**Instructions to follow:**
Scan the records for the string "uning"; copy each line where it occurs.

◆ ◆ ◆ ◆

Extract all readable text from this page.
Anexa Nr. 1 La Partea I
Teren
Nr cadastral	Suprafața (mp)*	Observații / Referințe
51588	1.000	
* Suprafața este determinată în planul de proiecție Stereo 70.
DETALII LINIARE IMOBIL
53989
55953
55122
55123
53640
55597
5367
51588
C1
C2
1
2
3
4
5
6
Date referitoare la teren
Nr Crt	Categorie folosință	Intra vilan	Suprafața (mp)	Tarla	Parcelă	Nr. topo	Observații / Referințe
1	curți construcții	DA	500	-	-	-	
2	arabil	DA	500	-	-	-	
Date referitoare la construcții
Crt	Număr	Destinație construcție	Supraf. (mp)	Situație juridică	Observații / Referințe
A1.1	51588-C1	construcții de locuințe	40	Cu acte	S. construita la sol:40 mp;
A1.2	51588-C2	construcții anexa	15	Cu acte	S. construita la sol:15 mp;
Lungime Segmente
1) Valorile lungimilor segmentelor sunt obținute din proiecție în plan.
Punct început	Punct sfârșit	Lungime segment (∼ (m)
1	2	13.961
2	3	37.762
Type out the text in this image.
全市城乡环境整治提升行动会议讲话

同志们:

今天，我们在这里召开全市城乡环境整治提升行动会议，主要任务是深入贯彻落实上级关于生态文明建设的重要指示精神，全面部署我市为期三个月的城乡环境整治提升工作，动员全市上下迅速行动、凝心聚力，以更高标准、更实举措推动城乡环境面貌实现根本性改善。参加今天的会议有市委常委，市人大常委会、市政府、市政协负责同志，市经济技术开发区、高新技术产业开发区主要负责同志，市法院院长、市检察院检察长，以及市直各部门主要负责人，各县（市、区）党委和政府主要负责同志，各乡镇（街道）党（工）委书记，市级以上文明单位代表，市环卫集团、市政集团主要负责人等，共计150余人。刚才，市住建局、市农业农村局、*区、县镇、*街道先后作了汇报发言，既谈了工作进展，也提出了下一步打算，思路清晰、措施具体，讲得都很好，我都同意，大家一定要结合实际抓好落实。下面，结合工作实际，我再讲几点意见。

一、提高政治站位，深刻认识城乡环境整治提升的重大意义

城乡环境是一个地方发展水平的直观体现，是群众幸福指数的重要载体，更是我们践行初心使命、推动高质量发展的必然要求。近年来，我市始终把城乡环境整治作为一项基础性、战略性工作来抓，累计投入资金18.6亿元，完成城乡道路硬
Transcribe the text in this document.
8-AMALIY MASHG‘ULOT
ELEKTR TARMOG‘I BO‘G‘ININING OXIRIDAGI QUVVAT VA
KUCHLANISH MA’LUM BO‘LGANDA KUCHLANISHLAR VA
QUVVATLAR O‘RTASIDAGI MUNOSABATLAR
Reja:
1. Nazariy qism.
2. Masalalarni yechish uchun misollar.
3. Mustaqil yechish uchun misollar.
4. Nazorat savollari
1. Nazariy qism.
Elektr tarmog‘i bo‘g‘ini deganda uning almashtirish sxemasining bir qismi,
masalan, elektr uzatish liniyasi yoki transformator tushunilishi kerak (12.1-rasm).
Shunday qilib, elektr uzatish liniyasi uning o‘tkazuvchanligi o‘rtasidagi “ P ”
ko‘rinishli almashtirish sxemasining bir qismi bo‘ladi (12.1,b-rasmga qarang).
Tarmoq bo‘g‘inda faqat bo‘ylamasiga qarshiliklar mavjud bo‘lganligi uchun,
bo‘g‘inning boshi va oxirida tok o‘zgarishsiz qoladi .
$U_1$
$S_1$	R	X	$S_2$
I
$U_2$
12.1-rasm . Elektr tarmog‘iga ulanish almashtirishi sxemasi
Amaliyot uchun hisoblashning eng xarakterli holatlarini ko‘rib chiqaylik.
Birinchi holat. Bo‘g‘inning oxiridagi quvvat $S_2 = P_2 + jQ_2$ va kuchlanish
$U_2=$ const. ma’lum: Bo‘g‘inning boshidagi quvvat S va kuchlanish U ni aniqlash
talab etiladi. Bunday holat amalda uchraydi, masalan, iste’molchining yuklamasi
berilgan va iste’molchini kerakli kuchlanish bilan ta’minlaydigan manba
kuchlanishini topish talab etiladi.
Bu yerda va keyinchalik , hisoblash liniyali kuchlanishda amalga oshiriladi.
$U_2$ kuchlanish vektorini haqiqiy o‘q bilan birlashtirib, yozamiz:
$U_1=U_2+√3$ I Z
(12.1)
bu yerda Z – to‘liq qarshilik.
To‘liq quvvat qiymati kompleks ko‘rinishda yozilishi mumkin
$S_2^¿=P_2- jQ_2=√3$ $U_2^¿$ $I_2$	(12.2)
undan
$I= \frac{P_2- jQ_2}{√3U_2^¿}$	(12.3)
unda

◆ ◆ ◆ ◆

**Finished exercise:**
Elektr tarmog‘i bo‘g‘ini deganda uning almashtirish sxemasining bir qismi,
Shunday qilib, elektr uzatish liniyasi uning o‘tkazuvchanligi o‘rtasidagi “ P ”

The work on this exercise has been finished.